* Input material:
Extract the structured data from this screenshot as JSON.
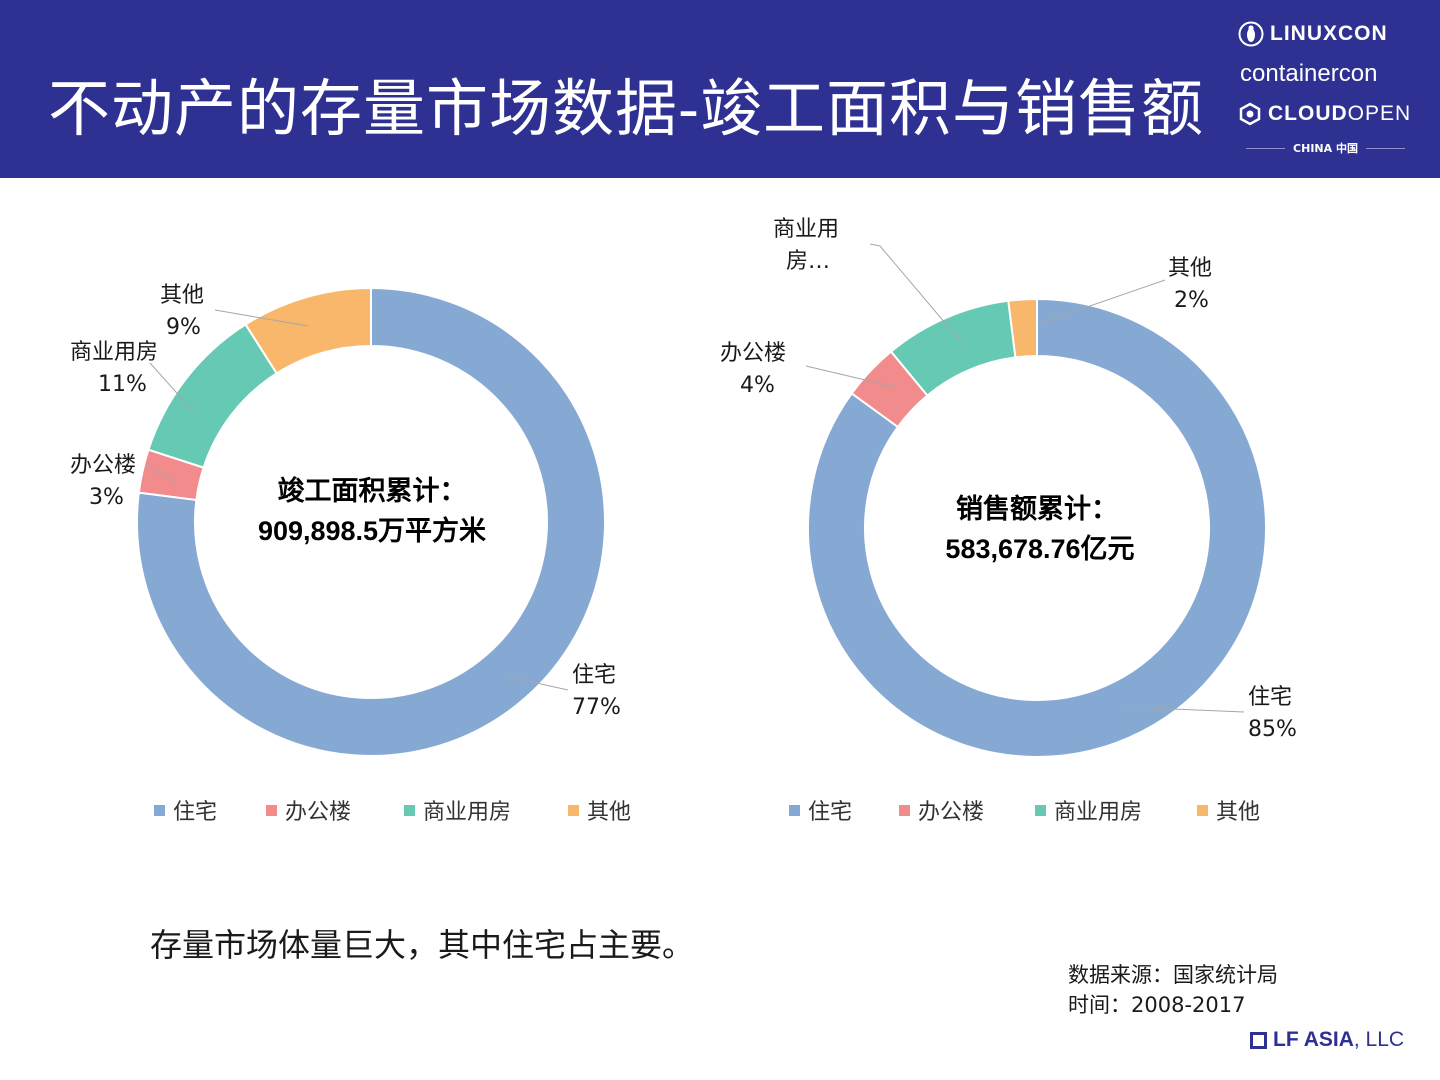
{
  "header": {
    "title": "不动产的存量市场数据-竣工面积与销售额",
    "brand": {
      "linuxcon": "LINUXCON",
      "containercon": "containercon",
      "cloud_bold": "CLOUD",
      "cloud_light": "OPEN",
      "china": "CHINA 中国"
    }
  },
  "colors": {
    "header_bg": "#2e3192",
    "residential": "#86a9d3",
    "office": "#f28b8b",
    "commercial": "#66c9b4",
    "other": "#f8b76a"
  },
  "chart_data": [
    {
      "type": "pie",
      "title": "竣工面积累计：",
      "total": "909,898.5万平方米",
      "categories": [
        "住宅",
        "办公楼",
        "商业用房",
        "其他"
      ],
      "values": [
        77,
        3,
        11,
        9
      ],
      "value_labels": [
        "77%",
        "3%",
        "11%",
        "9%"
      ],
      "legend": [
        "住宅",
        "办公楼",
        "商业用房",
        "其他"
      ],
      "legend_position": "bottom"
    },
    {
      "type": "pie",
      "title": "销售额累计：",
      "total": "583,678.76亿元",
      "categories": [
        "住宅",
        "办公楼",
        "商业用房",
        "其他"
      ],
      "values": [
        85,
        4,
        9,
        2
      ],
      "display_names": [
        "住宅",
        "办公楼",
        "商业用房…",
        "其他"
      ],
      "value_labels": [
        "85%",
        "4%",
        "",
        "2%"
      ],
      "legend": [
        "住宅",
        "办公楼",
        "商业用房",
        "其他"
      ],
      "legend_position": "bottom"
    }
  ],
  "summary": "存量市场体量巨大，其中住宅占主要。",
  "source": {
    "line1": "数据来源：国家统计局",
    "line2": "时间：2008-2017"
  },
  "footer": {
    "logo_bold": "LF ASIA",
    "logo_light": ", LLC"
  }
}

* What you are asked to do:
Each entry must be retyped word for word, with every image omitted.

* Output for this task:
Extract the structured data from this screenshot as JSON.
{
  "header": {
    "title": "不动产的存量市场数据-竣工面积与销售额",
    "brand": {
      "linuxcon": "LINUXCON",
      "containercon": "containercon",
      "cloud_bold": "CLOUD",
      "cloud_light": "OPEN",
      "china": "CHINA 中国"
    }
  },
  "colors": {
    "header_bg": "#2e3192",
    "residential": "#86a9d3",
    "office": "#f28b8b",
    "commercial": "#66c9b4",
    "other": "#f8b76a"
  },
  "chart_data": [
    {
      "type": "pie",
      "title": "竣工面积累计：",
      "total": "909,898.5万平方米",
      "categories": [
        "住宅",
        "办公楼",
        "商业用房",
        "其他"
      ],
      "values": [
        77,
        3,
        11,
        9
      ],
      "value_labels": [
        "77%",
        "3%",
        "11%",
        "9%"
      ],
      "legend": [
        "住宅",
        "办公楼",
        "商业用房",
        "其他"
      ],
      "legend_position": "bottom"
    },
    {
      "type": "pie",
      "title": "销售额累计：",
      "total": "583,678.76亿元",
      "categories": [
        "住宅",
        "办公楼",
        "商业用房",
        "其他"
      ],
      "values": [
        85,
        4,
        9,
        2
      ],
      "display_names": [
        "住宅",
        "办公楼",
        "商业用房…",
        "其他"
      ],
      "value_labels": [
        "85%",
        "4%",
        "",
        "2%"
      ],
      "legend": [
        "住宅",
        "办公楼",
        "商业用房",
        "其他"
      ],
      "legend_position": "bottom"
    }
  ],
  "summary": "存量市场体量巨大，其中住宅占主要。",
  "source": {
    "line1": "数据来源：国家统计局",
    "line2": "时间：2008-2017"
  },
  "footer": {
    "logo_bold": "LF ASIA",
    "logo_light": ", LLC"
  }
}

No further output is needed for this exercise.